#### WHAT YOU ARE ASKED TO DO
Scan the data below and pick out the lines containing the word "update".

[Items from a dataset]
::::

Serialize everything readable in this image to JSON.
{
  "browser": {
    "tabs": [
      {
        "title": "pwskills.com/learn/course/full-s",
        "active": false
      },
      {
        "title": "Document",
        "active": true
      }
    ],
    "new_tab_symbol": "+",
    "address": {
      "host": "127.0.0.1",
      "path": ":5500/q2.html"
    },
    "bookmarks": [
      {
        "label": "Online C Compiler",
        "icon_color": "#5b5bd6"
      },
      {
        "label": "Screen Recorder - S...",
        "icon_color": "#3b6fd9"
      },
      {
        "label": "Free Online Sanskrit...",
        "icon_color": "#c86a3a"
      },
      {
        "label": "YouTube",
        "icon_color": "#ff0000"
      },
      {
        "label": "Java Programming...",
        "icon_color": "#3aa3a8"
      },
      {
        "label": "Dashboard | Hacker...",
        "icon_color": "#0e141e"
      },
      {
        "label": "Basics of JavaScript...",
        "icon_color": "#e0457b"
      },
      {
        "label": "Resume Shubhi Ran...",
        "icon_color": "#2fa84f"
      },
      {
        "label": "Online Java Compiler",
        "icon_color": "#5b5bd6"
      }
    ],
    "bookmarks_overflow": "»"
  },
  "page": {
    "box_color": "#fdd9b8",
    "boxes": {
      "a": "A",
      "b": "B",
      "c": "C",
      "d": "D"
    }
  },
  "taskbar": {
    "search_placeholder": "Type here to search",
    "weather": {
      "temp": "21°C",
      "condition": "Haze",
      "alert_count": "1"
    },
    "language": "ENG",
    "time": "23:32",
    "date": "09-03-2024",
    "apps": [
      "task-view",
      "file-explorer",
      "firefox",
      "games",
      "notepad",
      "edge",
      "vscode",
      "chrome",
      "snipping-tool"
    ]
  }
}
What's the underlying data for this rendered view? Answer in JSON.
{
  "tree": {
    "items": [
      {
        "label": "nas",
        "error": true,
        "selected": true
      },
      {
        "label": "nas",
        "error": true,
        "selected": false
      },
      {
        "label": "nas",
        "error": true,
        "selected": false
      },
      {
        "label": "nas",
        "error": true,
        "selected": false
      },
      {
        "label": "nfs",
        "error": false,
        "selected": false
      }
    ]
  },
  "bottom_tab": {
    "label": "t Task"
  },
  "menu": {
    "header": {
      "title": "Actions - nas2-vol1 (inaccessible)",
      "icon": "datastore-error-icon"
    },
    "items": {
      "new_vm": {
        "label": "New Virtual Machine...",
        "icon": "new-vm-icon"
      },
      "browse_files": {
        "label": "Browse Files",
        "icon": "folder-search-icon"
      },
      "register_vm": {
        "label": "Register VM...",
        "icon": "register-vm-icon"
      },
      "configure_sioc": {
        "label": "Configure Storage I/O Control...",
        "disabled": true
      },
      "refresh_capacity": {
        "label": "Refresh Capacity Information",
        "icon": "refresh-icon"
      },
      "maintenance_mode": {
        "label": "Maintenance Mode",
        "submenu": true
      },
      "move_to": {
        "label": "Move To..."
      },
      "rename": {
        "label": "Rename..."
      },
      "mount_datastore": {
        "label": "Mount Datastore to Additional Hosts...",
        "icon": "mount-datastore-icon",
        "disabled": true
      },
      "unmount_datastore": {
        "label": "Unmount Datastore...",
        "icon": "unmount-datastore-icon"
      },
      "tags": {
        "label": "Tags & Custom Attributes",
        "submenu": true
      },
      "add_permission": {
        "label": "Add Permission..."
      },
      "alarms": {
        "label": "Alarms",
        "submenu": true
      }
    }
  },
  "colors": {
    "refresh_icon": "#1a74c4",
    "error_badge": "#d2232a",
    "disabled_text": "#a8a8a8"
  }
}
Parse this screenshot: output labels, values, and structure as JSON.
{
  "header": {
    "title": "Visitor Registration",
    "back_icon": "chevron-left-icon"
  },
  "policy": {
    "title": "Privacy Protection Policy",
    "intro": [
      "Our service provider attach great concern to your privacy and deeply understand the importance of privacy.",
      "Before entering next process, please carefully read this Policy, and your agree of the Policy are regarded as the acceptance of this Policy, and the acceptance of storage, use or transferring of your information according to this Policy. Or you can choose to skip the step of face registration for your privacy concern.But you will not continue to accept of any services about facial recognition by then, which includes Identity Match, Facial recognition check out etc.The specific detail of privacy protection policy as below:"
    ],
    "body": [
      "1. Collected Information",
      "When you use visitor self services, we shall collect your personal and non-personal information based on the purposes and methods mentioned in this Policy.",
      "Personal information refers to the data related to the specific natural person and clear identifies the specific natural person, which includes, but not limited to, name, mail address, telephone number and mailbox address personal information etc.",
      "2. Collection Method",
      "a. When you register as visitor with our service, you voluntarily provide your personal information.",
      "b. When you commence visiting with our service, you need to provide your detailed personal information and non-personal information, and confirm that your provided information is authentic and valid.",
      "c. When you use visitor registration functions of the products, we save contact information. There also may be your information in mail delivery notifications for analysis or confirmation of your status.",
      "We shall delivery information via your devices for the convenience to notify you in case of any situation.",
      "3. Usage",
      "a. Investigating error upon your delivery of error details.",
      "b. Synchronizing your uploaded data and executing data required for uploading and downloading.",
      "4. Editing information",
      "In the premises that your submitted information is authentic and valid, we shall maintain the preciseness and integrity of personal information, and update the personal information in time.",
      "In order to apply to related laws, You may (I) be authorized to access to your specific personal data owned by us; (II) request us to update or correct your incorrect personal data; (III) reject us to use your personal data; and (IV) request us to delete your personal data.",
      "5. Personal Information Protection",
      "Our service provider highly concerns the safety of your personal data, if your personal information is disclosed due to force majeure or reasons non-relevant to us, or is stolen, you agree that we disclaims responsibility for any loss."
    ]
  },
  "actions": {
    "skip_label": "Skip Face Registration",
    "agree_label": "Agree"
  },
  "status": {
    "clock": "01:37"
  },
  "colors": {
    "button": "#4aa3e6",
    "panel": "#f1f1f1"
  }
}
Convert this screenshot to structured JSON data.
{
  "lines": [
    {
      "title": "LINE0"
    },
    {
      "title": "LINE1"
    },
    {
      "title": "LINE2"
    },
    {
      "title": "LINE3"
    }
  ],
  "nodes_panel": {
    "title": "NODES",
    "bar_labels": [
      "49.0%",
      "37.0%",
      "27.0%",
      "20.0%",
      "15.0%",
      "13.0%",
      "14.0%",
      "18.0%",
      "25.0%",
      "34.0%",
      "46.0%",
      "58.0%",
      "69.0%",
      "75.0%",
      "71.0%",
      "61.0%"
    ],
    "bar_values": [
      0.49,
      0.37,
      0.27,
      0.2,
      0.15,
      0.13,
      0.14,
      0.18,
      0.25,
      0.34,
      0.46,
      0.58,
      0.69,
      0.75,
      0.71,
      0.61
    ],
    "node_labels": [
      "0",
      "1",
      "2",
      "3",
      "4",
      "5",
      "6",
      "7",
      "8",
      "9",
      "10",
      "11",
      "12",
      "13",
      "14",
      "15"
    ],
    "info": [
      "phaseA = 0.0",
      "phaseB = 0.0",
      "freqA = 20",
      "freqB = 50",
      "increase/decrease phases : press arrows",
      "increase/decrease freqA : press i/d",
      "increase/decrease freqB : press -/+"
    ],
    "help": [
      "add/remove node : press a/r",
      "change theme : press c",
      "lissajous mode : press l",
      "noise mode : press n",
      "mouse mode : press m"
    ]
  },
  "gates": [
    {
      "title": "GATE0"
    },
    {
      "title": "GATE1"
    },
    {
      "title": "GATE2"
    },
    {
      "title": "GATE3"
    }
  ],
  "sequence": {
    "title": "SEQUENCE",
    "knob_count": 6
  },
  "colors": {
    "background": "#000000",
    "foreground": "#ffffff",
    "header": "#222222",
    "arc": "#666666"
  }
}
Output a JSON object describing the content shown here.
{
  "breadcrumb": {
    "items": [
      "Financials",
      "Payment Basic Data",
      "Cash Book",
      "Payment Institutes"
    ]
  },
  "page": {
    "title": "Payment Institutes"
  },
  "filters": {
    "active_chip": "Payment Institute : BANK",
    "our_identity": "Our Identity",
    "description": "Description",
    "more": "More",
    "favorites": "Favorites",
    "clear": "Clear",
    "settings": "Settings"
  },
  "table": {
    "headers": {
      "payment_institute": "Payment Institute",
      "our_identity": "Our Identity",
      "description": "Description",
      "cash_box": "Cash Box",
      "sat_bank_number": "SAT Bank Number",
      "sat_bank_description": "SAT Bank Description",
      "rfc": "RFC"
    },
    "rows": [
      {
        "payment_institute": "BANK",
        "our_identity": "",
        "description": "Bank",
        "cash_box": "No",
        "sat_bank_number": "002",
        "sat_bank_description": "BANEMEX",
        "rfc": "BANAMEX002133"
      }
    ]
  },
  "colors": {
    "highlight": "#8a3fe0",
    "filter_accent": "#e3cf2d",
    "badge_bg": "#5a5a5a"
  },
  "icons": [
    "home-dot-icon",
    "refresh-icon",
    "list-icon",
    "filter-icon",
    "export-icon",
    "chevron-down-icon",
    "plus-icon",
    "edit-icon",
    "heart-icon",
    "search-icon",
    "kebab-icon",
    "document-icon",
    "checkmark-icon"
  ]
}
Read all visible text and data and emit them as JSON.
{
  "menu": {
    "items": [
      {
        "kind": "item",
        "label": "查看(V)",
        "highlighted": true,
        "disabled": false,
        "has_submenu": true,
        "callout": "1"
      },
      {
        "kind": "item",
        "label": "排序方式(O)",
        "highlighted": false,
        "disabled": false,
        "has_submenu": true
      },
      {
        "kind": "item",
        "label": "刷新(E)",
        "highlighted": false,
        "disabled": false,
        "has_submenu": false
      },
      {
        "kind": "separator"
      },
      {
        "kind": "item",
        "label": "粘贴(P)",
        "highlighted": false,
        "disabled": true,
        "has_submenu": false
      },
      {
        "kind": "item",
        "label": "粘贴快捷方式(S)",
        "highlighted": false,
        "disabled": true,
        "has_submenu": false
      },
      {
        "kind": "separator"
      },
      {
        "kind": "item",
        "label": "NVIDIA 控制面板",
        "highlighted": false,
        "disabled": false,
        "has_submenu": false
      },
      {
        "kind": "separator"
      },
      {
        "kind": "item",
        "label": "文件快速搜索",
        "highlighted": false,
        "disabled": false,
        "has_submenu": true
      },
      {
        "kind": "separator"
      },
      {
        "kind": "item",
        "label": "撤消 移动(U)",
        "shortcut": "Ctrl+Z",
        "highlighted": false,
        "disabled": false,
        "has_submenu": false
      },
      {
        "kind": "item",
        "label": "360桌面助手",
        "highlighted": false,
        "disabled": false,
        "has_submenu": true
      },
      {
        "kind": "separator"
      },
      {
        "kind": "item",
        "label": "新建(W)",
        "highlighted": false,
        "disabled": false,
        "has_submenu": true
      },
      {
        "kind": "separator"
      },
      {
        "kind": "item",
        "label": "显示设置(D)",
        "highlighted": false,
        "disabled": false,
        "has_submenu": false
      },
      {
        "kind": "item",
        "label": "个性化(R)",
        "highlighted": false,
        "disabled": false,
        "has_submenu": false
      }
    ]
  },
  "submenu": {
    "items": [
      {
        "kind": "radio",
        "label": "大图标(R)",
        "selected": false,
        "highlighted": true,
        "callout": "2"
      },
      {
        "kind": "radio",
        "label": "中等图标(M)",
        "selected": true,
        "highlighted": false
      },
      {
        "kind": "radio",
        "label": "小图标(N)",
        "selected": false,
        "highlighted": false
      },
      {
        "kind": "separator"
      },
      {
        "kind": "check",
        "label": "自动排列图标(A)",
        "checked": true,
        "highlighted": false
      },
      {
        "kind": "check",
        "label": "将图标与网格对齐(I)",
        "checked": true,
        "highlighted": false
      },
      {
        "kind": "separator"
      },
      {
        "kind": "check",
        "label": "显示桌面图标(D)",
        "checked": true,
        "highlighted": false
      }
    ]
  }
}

::::

#### SOLUTION TO THIS EXERCISE
      "In the premises that your submitted information is authentic and valid, we shall maintain the preciseness and integrity of personal information, and update the personal information in time.",
      "In order to apply to related laws, You may (I) be authorized to access to your specific personal data owned by us; (II) request us to update or correct your incorrect personal data; (III) reject us to use your personal data; and (IV) request us to delete your personal data.",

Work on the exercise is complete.